■ **Problem description**
Using the records below, please work out how many lines contain "国内领先"; answer with the number alone.
─── Dataset
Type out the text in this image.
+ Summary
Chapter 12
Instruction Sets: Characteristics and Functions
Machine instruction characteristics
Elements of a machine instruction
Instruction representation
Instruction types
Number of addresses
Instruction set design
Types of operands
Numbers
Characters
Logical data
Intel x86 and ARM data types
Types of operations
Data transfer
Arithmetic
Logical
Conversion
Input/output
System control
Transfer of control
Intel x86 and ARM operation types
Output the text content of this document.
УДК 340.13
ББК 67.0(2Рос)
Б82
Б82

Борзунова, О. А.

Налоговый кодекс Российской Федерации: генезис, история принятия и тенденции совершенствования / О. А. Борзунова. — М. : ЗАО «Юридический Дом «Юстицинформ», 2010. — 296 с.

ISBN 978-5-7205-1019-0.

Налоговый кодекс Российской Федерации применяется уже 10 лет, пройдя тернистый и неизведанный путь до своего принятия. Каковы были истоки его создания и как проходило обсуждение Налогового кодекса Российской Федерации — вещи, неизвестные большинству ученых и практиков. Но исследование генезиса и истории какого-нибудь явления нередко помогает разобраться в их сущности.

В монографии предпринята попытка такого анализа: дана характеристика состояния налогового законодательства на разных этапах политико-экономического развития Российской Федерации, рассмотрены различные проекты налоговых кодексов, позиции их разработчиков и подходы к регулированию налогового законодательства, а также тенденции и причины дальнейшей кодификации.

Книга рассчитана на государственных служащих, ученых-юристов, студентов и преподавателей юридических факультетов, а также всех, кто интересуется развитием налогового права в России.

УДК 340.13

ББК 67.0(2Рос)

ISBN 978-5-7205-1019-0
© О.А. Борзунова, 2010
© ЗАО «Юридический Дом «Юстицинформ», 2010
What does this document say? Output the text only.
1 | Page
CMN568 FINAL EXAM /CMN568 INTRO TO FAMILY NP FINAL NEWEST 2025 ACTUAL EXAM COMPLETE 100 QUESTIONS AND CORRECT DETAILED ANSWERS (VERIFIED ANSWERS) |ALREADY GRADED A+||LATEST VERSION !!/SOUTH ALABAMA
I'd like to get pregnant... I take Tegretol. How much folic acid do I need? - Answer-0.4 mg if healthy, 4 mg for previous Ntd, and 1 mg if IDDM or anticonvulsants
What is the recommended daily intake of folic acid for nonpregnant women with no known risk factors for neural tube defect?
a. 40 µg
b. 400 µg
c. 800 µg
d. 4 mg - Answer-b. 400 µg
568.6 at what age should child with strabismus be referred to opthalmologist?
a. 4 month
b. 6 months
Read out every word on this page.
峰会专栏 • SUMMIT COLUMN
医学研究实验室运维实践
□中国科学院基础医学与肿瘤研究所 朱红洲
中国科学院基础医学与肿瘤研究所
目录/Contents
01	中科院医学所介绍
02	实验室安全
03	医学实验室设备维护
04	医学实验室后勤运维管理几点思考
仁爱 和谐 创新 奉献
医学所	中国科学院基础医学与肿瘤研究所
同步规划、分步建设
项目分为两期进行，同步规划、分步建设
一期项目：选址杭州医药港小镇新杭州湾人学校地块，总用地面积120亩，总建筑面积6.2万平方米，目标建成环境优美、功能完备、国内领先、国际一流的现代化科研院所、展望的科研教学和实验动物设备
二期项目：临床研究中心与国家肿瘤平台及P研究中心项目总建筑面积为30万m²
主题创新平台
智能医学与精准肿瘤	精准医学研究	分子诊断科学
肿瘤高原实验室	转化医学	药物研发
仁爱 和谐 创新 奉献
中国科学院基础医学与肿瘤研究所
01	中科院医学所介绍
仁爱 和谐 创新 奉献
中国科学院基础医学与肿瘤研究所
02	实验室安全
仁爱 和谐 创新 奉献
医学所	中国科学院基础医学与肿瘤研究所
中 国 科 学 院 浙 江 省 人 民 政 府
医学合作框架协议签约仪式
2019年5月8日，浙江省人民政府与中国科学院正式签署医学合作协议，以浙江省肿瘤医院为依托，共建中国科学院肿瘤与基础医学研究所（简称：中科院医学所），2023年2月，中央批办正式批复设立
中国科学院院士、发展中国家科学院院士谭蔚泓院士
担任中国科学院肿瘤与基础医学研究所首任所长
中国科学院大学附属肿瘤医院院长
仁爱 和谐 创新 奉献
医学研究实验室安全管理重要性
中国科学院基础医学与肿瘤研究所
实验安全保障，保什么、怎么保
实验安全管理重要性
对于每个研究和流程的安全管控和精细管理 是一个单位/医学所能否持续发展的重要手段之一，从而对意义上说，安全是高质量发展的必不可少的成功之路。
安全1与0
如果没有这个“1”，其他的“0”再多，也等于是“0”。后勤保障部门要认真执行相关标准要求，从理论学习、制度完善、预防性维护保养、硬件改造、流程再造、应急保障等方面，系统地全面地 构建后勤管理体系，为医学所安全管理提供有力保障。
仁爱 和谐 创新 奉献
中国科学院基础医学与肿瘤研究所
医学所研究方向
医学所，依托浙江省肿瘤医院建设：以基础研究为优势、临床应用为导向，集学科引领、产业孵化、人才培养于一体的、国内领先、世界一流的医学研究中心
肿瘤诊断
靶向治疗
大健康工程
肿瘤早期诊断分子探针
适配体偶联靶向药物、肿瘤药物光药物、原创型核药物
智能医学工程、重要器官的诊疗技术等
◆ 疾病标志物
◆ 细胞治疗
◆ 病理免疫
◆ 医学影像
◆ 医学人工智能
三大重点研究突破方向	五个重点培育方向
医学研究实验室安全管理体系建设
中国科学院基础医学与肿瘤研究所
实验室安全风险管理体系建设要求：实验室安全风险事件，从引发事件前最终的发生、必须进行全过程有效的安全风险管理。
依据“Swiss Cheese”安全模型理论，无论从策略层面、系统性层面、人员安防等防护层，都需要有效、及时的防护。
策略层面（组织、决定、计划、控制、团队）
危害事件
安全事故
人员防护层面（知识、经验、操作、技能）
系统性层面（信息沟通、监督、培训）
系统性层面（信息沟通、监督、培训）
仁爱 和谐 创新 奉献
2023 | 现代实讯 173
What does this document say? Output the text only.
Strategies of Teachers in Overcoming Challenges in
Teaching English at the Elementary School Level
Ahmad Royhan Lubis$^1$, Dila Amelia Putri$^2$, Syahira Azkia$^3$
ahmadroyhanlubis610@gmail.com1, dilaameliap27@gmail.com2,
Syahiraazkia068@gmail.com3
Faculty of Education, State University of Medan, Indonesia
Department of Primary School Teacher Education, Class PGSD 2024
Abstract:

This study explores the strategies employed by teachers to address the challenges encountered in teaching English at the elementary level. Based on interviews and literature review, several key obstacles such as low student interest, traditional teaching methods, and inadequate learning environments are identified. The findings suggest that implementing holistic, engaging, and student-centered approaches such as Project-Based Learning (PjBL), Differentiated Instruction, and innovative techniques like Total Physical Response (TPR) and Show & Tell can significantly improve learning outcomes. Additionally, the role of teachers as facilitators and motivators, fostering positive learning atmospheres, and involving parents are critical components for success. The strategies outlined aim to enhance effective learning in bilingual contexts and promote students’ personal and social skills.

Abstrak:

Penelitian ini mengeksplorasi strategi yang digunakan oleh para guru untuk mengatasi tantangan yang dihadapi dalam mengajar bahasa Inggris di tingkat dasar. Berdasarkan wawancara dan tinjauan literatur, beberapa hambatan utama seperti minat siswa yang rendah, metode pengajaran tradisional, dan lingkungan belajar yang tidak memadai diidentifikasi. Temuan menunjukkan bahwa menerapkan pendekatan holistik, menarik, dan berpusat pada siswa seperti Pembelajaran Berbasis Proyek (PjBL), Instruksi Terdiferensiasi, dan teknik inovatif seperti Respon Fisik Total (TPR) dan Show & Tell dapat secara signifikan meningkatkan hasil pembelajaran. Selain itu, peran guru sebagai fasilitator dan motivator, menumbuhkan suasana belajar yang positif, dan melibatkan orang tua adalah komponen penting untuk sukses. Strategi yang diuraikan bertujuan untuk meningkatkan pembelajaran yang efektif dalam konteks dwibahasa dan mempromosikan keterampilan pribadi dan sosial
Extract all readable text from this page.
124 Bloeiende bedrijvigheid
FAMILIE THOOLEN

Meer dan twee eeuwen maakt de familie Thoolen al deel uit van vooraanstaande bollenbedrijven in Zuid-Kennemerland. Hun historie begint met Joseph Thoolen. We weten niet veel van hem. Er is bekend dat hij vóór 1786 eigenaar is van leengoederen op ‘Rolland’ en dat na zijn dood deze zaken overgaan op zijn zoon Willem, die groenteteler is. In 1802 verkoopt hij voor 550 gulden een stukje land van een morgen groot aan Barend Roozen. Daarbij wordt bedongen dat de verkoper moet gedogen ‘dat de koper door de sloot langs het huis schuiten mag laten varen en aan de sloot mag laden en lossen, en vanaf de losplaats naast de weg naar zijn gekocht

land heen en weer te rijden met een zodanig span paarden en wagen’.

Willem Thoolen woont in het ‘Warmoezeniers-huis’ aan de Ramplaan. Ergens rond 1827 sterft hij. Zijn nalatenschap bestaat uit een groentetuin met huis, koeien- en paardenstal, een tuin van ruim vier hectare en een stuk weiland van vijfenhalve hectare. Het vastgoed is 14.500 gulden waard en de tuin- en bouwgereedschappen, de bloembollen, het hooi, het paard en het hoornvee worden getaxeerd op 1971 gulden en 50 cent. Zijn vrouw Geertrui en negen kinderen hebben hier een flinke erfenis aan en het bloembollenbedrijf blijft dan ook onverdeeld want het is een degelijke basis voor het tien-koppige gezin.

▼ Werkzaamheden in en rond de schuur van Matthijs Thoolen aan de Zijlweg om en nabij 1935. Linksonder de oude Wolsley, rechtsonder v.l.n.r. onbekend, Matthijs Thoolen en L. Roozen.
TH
──────
■ **Answer for this exercise**
2